-- Start of INFORMATION SHOWN --
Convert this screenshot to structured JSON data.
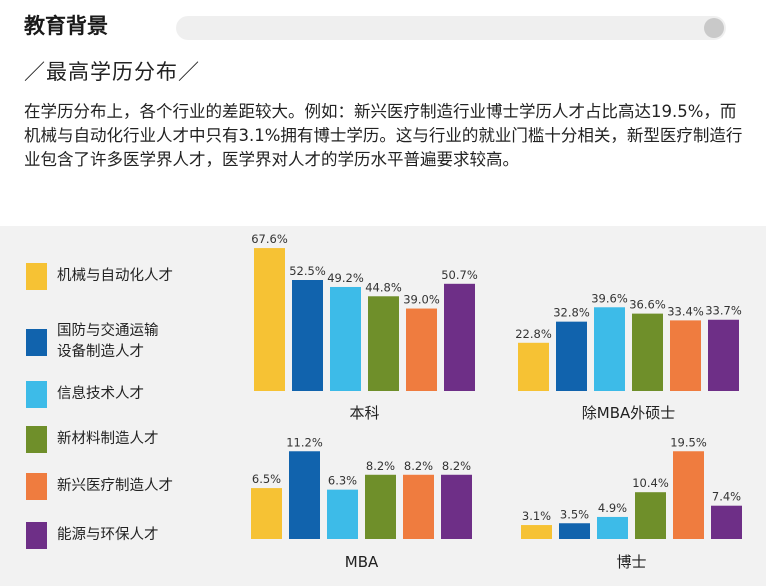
{
  "header": {
    "section_title": "教育背景",
    "subtitle": "／最高学历分布／",
    "intro": "在学历分布上，各个行业的差距较大。例如：新兴医疗制造行业博士学历人才占比高达19.5%，而机械与自动化行业人才中只有3.1%拥有博士学历。这与行业的就业门槛十分相关，新型医疗制造行业包含了许多医学界人才，医学界对人才的学历水平普遍要求较高。"
  },
  "legend": [
    {
      "label": "机械与自动化人才",
      "color": "#f6c234"
    },
    {
      "label": "国防与交通运输\n设备制造人才",
      "color": "#1163ad"
    },
    {
      "label": "信息技术人才",
      "color": "#3dbbe8"
    },
    {
      "label": "新材料制造人才",
      "color": "#6f8f2a"
    },
    {
      "label": "新兴医疗制造人才",
      "color": "#ef7c3f"
    },
    {
      "label": "能源与环保人才",
      "color": "#6e2f87"
    }
  ],
  "chart_data": [
    {
      "type": "bar",
      "xlabel": "本科",
      "ylim": [
        0,
        70
      ],
      "values": [
        67.6,
        52.5,
        49.2,
        44.8,
        39.0,
        50.7
      ],
      "labels": [
        "67.6%",
        "52.5%",
        "49.2%",
        "44.8%",
        "39.0%",
        "50.7%"
      ]
    },
    {
      "type": "bar",
      "xlabel": "除MBA外硕士",
      "ylim": [
        0,
        70
      ],
      "values": [
        22.8,
        32.8,
        39.6,
        36.6,
        33.4,
        33.7
      ],
      "labels": [
        "22.8%",
        "32.8%",
        "39.6%",
        "36.6%",
        "33.4%",
        "33.7%"
      ]
    },
    {
      "type": "bar",
      "xlabel": "MBA",
      "ylim": [
        0,
        12
      ],
      "values": [
        6.5,
        11.2,
        6.3,
        8.2,
        8.2,
        8.2
      ],
      "labels": [
        "6.5%",
        "11.2%",
        "6.3%",
        "8.2%",
        "8.2%",
        "8.2%"
      ]
    },
    {
      "type": "bar",
      "xlabel": "博士",
      "ylim": [
        0,
        20
      ],
      "values": [
        3.1,
        3.5,
        4.9,
        10.4,
        19.5,
        7.4
      ],
      "labels": [
        "3.1%",
        "3.5%",
        "4.9%",
        "10.4%",
        "19.5%",
        "7.4%"
      ]
    }
  ]
}
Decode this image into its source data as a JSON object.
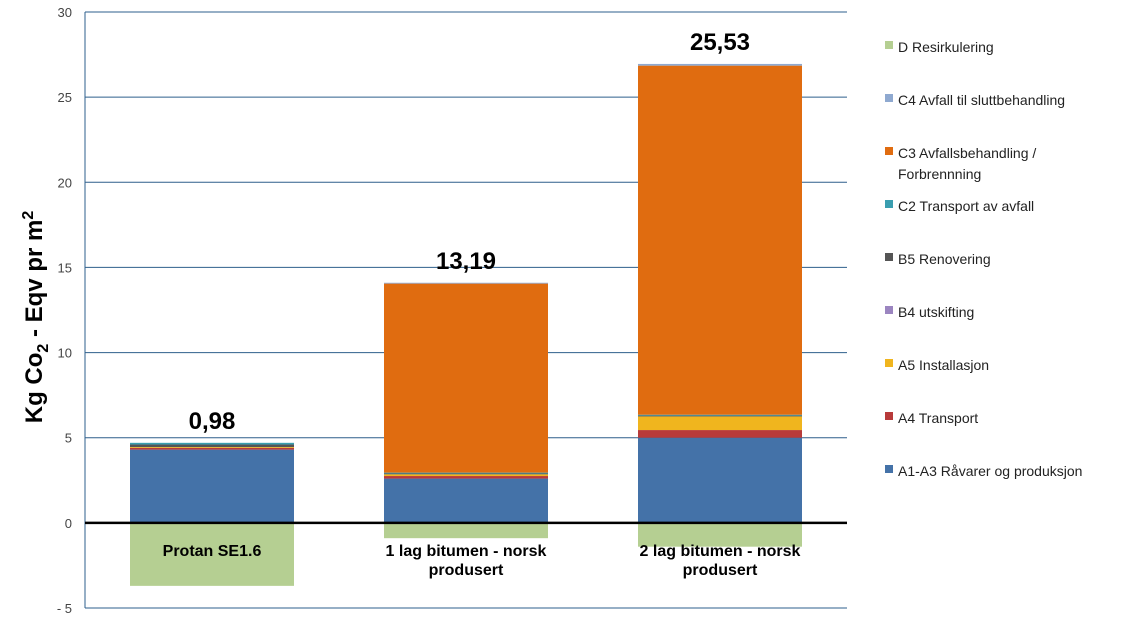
{
  "chart_data": {
    "type": "bar",
    "stacked": true,
    "ylabel": "Kg Co2 - Eqv pr m2",
    "ylabel_parts": {
      "pre": "Kg Co",
      "sub": "2",
      "mid": " - Eqv pr m",
      "sup": "2"
    },
    "ylim": [
      -5,
      30
    ],
    "yticks": [
      {
        "value": -5,
        "label": "- 5"
      },
      {
        "value": 0,
        "label": "0"
      },
      {
        "value": 5,
        "label": "5"
      },
      {
        "value": 10,
        "label": "10"
      },
      {
        "value": 15,
        "label": "15"
      },
      {
        "value": 20,
        "label": "20"
      },
      {
        "value": 25,
        "label": "25"
      },
      {
        "value": 30,
        "label": "30"
      }
    ],
    "grid": true,
    "legend_position": "right",
    "categories": [
      {
        "lines": [
          "Protan SE1.6"
        ]
      },
      {
        "lines": [
          "1 lag bitumen - norsk",
          "produsert"
        ]
      },
      {
        "lines": [
          "2 lag bitumen - norsk",
          "produsert"
        ]
      }
    ],
    "totals": [
      "0,98",
      "13,19",
      "25,53"
    ],
    "series": [
      {
        "name": "A1-A3 Råvarer og produksjon",
        "color": "#4472a8",
        "values": [
          4.3,
          2.6,
          5.0
        ]
      },
      {
        "name": "A4 Transport",
        "color": "#b83a3a",
        "values": [
          0.1,
          0.15,
          0.45
        ]
      },
      {
        "name": "A5 Installasjon",
        "color": "#f0b51e",
        "values": [
          0.05,
          0.1,
          0.8
        ]
      },
      {
        "name": "B4 utskifting",
        "color": "#9b85c0",
        "values": [
          0.0,
          0.0,
          0.0
        ]
      },
      {
        "name": "B5 Renovering",
        "color": "#555555",
        "values": [
          0.15,
          0.05,
          0.05
        ]
      },
      {
        "name": "C2 Transport av avfall",
        "color": "#3a9eb0",
        "values": [
          0.1,
          0.05,
          0.05
        ]
      },
      {
        "name": "C3 Avfallsbehandling  / Forbrennning",
        "color": "#e06c10",
        "values": [
          0.0,
          11.1,
          20.5
        ]
      },
      {
        "name": "C4 Avfall til sluttbehandling",
        "color": "#8fa9d0",
        "values": [
          0.0,
          0.05,
          0.1
        ]
      },
      {
        "name": "D Resirkulering",
        "color": "#b5cf92",
        "values": [
          -3.7,
          -0.9,
          -1.4
        ]
      }
    ],
    "legend_lines": [
      {
        "series": 8,
        "lines": [
          "D Resirkulering"
        ]
      },
      {
        "series": 7,
        "lines": [
          "C4 Avfall til sluttbehandling"
        ]
      },
      {
        "series": 6,
        "lines": [
          "C3 Avfallsbehandling  /",
          "Forbrennning"
        ]
      },
      {
        "series": 5,
        "lines": [
          "C2 Transport av avfall"
        ]
      },
      {
        "series": 4,
        "lines": [
          "B5 Renovering"
        ]
      },
      {
        "series": 3,
        "lines": [
          "B4 utskifting"
        ]
      },
      {
        "series": 2,
        "lines": [
          "A5 Installasjon"
        ]
      },
      {
        "series": 1,
        "lines": [
          "A4 Transport"
        ]
      },
      {
        "series": 0,
        "lines": [
          "A1-A3 Råvarer og produksjon"
        ]
      }
    ]
  }
}
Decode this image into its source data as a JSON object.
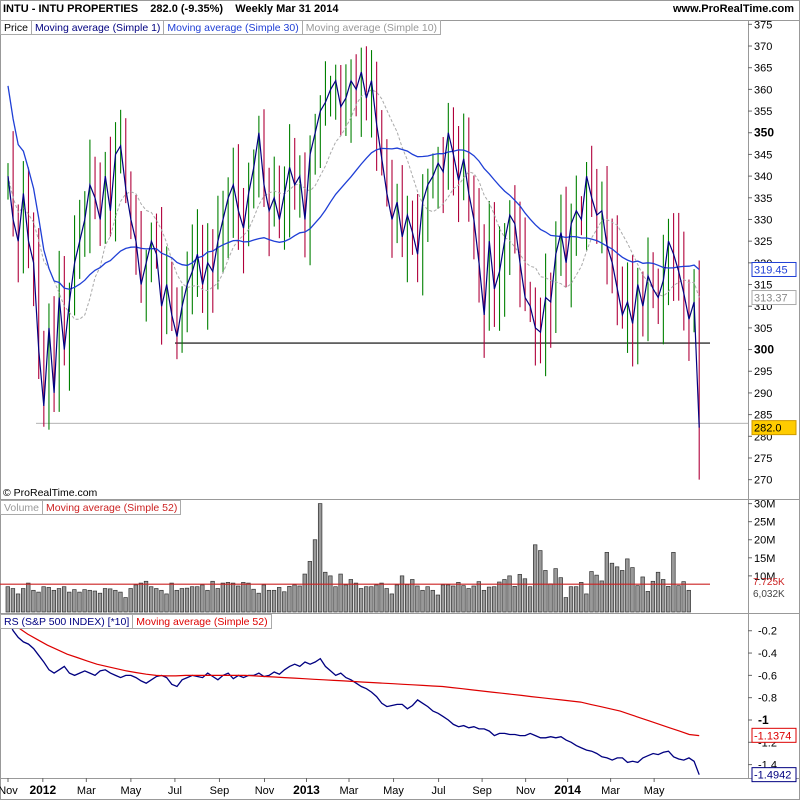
{
  "header": {
    "title": "INTU - INTU PROPERTIES",
    "last": "282.0 (-9.35%)",
    "period": "Weekly  Mar 31 2014",
    "site": "www.ProRealTime.com"
  },
  "price_legend": {
    "price": "Price",
    "ma1": "Moving average (Simple 1)",
    "ma30": "Moving average (Simple 30)",
    "ma10": "Moving average (Simple 10)"
  },
  "volume_legend": {
    "volume": "Volume",
    "ma52": "Moving average (Simple 52)"
  },
  "rs_legend": {
    "rs": "RS (S&P 500 INDEX) [*10]",
    "ma52": "Moving average (Simple 52)"
  },
  "copyright": "© ProRealTime.com",
  "colors": {
    "up": "#008000",
    "down": "#b0003a",
    "ma1": "#000080",
    "ma30": "#1f3fd6",
    "ma10": "#aaaaaa",
    "vol_ma": "#cc2222",
    "rs": "#000080",
    "rs_ma": "#dd0000",
    "last_badge": "#ffcc00"
  },
  "chart_data": [
    {
      "type": "candlestick",
      "name": "Price",
      "y_ticks": [
        "375",
        "370",
        "365",
        "360",
        "355",
        "350",
        "345",
        "340",
        "335",
        "330",
        "325",
        "320",
        "315",
        "310",
        "305",
        "300",
        "295",
        "290",
        "285",
        "280",
        "275",
        "270"
      ],
      "y_bold_ticks": [
        "350",
        "300"
      ],
      "ylim": [
        266,
        376
      ],
      "x_labels": [
        "Nov",
        "2012",
        "Mar",
        "May",
        "Jul",
        "Sep",
        "Nov",
        "2013",
        "Mar",
        "May",
        "Jul",
        "Sep",
        "Nov",
        "2014",
        "Mar",
        "May"
      ],
      "x_label_weeks": [
        0,
        6.8,
        15.3,
        24,
        32.6,
        41.3,
        50.1,
        58.3,
        66.6,
        75.3,
        84.1,
        92.6,
        101.1,
        109.3,
        117.7,
        126.2
      ],
      "x_bold_labels": [
        "2012",
        "2013",
        "2014"
      ],
      "close": [
        340,
        330,
        325,
        336,
        325,
        320,
        300,
        287,
        305,
        290,
        312,
        300,
        311,
        320,
        325,
        330,
        338,
        335,
        330,
        340,
        332,
        345,
        347,
        337,
        330,
        325,
        315,
        320,
        325,
        322,
        310,
        315,
        308,
        303,
        310,
        315,
        318,
        322,
        315,
        320,
        318,
        325,
        330,
        335,
        338,
        332,
        328,
        336,
        342,
        350,
        338,
        332,
        335,
        330,
        336,
        342,
        338,
        340,
        330,
        345,
        350,
        355,
        357,
        360,
        362,
        356,
        358,
        362,
        360,
        364,
        358,
        362,
        352,
        344,
        336,
        330,
        334,
        326,
        331,
        327,
        322,
        334,
        338,
        340,
        343,
        341,
        350,
        345,
        339,
        344,
        336,
        330,
        320,
        308,
        325,
        314,
        318,
        325,
        331,
        329,
        320,
        312,
        310,
        305,
        304,
        312,
        311,
        322,
        327,
        320,
        329,
        332,
        330,
        340,
        335,
        331,
        332,
        324,
        320,
        314,
        308,
        311,
        306,
        315,
        310,
        317,
        314,
        312,
        316,
        325,
        322,
        318,
        313,
        307,
        311,
        282
      ],
      "last_label": "282.0",
      "ma30_label": "319.45",
      "ma10_label": "313.37",
      "support_levels": [
        301.5,
        283
      ]
    },
    {
      "type": "bar",
      "name": "Volume",
      "y_ticks": [
        "30M",
        "25M",
        "20M",
        "15M",
        "10M"
      ],
      "ylim": [
        0,
        31
      ],
      "ma52_label": "7.725K",
      "last_label": "6,032K",
      "values_million": [
        7,
        6.5,
        5,
        6.5,
        8,
        6,
        5.5,
        7,
        6.8,
        6,
        6.5,
        7,
        5.5,
        6.2,
        5.5,
        6.2,
        6,
        5.8,
        5.2,
        6.5,
        6.4,
        6,
        5.5,
        4,
        6.5,
        7.5,
        8,
        8.5,
        7,
        6.5,
        6,
        5,
        8,
        6,
        6.5,
        6.6,
        7,
        7,
        7.5,
        6,
        8.5,
        6.5,
        8,
        8.2,
        8,
        7.2,
        8.2,
        8,
        6.3,
        5.2,
        7.5,
        6,
        6,
        6.8,
        5.6,
        7.1,
        7.5,
        7.2,
        10.5,
        14,
        20,
        30,
        11,
        10,
        7,
        10.5,
        7.5,
        9,
        8,
        6.5,
        7,
        7,
        7.5,
        8,
        6.5,
        5,
        7.5,
        10,
        7.6,
        9,
        7.2,
        6,
        7,
        6,
        4.7,
        7.5,
        7.5,
        7.2,
        8.2,
        7.3,
        6.5,
        7.2,
        8.4,
        6,
        6.9,
        7,
        8.3,
        9,
        10,
        7.1,
        10.4,
        9.2,
        7,
        18.6,
        17,
        11.5,
        7.8,
        12,
        9.5,
        4,
        7,
        7,
        8.2,
        5,
        11.2,
        10.2,
        8.6,
        16.5,
        13.5,
        12.5,
        11.5,
        14.7,
        12.3,
        7.3,
        9.7,
        5.7,
        8.5,
        11,
        9,
        7.1,
        16.5,
        7.3,
        8.4,
        6
      ],
      "ma52_million": 7.7
    },
    {
      "type": "line",
      "name": "RS (S&P 500 INDEX) [*10]",
      "y_ticks": [
        "-0.2",
        "-0.4",
        "-0.6",
        "-0.8",
        "-1",
        "-1.2",
        "-1.4"
      ],
      "ylim": [
        -1.52,
        -0.05
      ],
      "values": [
        -0.1,
        -0.2,
        -0.26,
        -0.3,
        -0.32,
        -0.36,
        -0.42,
        -0.48,
        -0.55,
        -0.58,
        -0.55,
        -0.52,
        -0.58,
        -0.6,
        -0.58,
        -0.56,
        -0.58,
        -0.6,
        -0.56,
        -0.55,
        -0.58,
        -0.6,
        -0.62,
        -0.6,
        -0.6,
        -0.62,
        -0.65,
        -0.67,
        -0.64,
        -0.61,
        -0.6,
        -0.62,
        -0.68,
        -0.7,
        -0.64,
        -0.62,
        -0.6,
        -0.61,
        -0.62,
        -0.58,
        -0.61,
        -0.64,
        -0.6,
        -0.58,
        -0.63,
        -0.6,
        -0.62,
        -0.6,
        -0.6,
        -0.58,
        -0.61,
        -0.6,
        -0.57,
        -0.59,
        -0.55,
        -0.52,
        -0.5,
        -0.52,
        -0.48,
        -0.5,
        -0.48,
        -0.45,
        -0.52,
        -0.56,
        -0.6,
        -0.58,
        -0.62,
        -0.64,
        -0.67,
        -0.7,
        -0.72,
        -0.75,
        -0.79,
        -0.85,
        -0.88,
        -0.87,
        -0.86,
        -0.86,
        -0.9,
        -0.87,
        -0.82,
        -0.85,
        -0.88,
        -0.92,
        -0.94,
        -0.97,
        -1.0,
        -1.04,
        -1.06,
        -1.05,
        -1.07,
        -1.06,
        -1.08,
        -1.08,
        -1.1,
        -1.14,
        -1.12,
        -1.12,
        -1.13,
        -1.13,
        -1.14,
        -1.14,
        -1.12,
        -1.14,
        -1.16,
        -1.16,
        -1.15,
        -1.16,
        -1.15,
        -1.18,
        -1.2,
        -1.23,
        -1.25,
        -1.27,
        -1.28,
        -1.3,
        -1.33,
        -1.34,
        -1.36,
        -1.34,
        -1.34,
        -1.38,
        -1.37,
        -1.38,
        -1.34,
        -1.32,
        -1.3,
        -1.31,
        -1.29,
        -1.28,
        -1.33,
        -1.35,
        -1.36,
        -1.34,
        -1.37,
        -1.49
      ],
      "ma52_values": [
        -0.12,
        -0.17,
        -0.23,
        -0.28,
        -0.33,
        -0.37,
        -0.41,
        -0.44,
        -0.47,
        -0.5,
        -0.52,
        -0.54,
        -0.56,
        -0.575,
        -0.59,
        -0.6,
        -0.605,
        -0.605,
        -0.6,
        -0.6,
        -0.6,
        -0.6,
        -0.6,
        -0.6,
        -0.6,
        -0.605,
        -0.61,
        -0.615,
        -0.62,
        -0.625,
        -0.63,
        -0.635,
        -0.64,
        -0.645,
        -0.65,
        -0.655,
        -0.66,
        -0.665,
        -0.67,
        -0.675,
        -0.68,
        -0.685,
        -0.69,
        -0.695,
        -0.7,
        -0.71,
        -0.72,
        -0.73,
        -0.74,
        -0.75,
        -0.76,
        -0.77,
        -0.78,
        -0.79,
        -0.8,
        -0.81,
        -0.82,
        -0.83,
        -0.84,
        -0.86,
        -0.88,
        -0.9,
        -0.92,
        -0.95,
        -0.98,
        -1.01,
        -1.04,
        -1.07,
        -1.1,
        -1.13,
        -1.14
      ],
      "ma52_label": "-1.1374",
      "last_label": "-1.4942"
    }
  ]
}
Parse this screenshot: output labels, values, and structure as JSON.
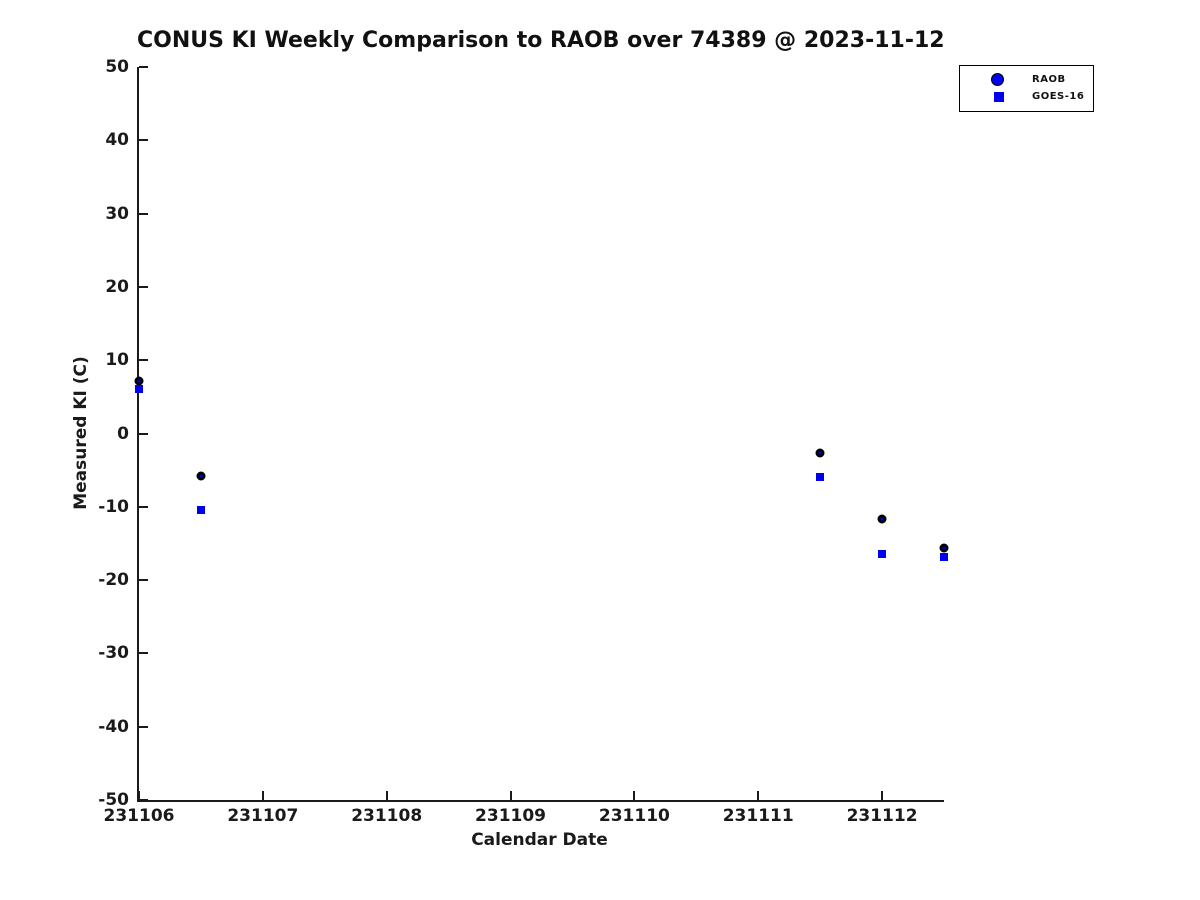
-- End of INFORMATION SHOWN --
* **TASK BRIEF**
Look through the records above and report how many lines hold the word "INDEX", giving only the number.

* **RESULT OF THIS TASK**
2